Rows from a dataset
---

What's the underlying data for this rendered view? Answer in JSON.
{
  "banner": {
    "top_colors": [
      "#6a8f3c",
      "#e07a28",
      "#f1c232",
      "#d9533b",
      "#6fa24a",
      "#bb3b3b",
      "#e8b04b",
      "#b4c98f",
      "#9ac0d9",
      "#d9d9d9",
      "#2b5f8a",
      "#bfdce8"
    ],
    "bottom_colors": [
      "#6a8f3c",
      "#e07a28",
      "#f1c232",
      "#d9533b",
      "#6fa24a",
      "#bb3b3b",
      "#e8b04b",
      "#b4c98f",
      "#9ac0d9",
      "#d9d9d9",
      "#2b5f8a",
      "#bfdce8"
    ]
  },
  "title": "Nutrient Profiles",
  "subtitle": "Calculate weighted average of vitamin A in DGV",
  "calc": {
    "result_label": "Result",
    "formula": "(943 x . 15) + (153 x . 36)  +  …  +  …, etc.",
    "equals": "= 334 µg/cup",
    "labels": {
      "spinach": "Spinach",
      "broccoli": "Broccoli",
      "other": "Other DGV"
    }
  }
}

---

* _What to produce_
Every line of the records above needs to be given again exactly.

* _Task output_
What's the underlying data for this rendered view? Answer in JSON.
{
  "banner": {
    "top_colors": [
      "#6a8f3c",
      "#e07a28",
      "#f1c232",
      "#d9533b",
      "#6fa24a",
      "#bb3b3b",
      "#e8b04b",
      "#b4c98f",
      "#9ac0d9",
      "#d9d9d9",
      "#2b5f8a",
      "#bfdce8"
    ],
    "bottom_colors": [
      "#6a8f3c",
      "#e07a28",
      "#f1c232",
      "#d9533b",
      "#6fa24a",
      "#bb3b3b",
      "#e8b04b",
      "#b4c98f",
      "#9ac0d9",
      "#d9d9d9",
      "#2b5f8a",
      "#bfdce8"
    ]
  },
  "title": "Nutrient Profiles",
  "subtitle": "Calculate weighted average of vitamin A in DGV",
  "calc": {
    "result_label": "Result",
    "formula": "(943 x . 15) + (153 x . 36)  +  …  +  …, etc.",
    "equals": "= 334 µg/cup",
    "labels": {
      "spinach": "Spinach",
      "broccoli": "Broccoli",
      "other": "Other DGV"
    }
  }
}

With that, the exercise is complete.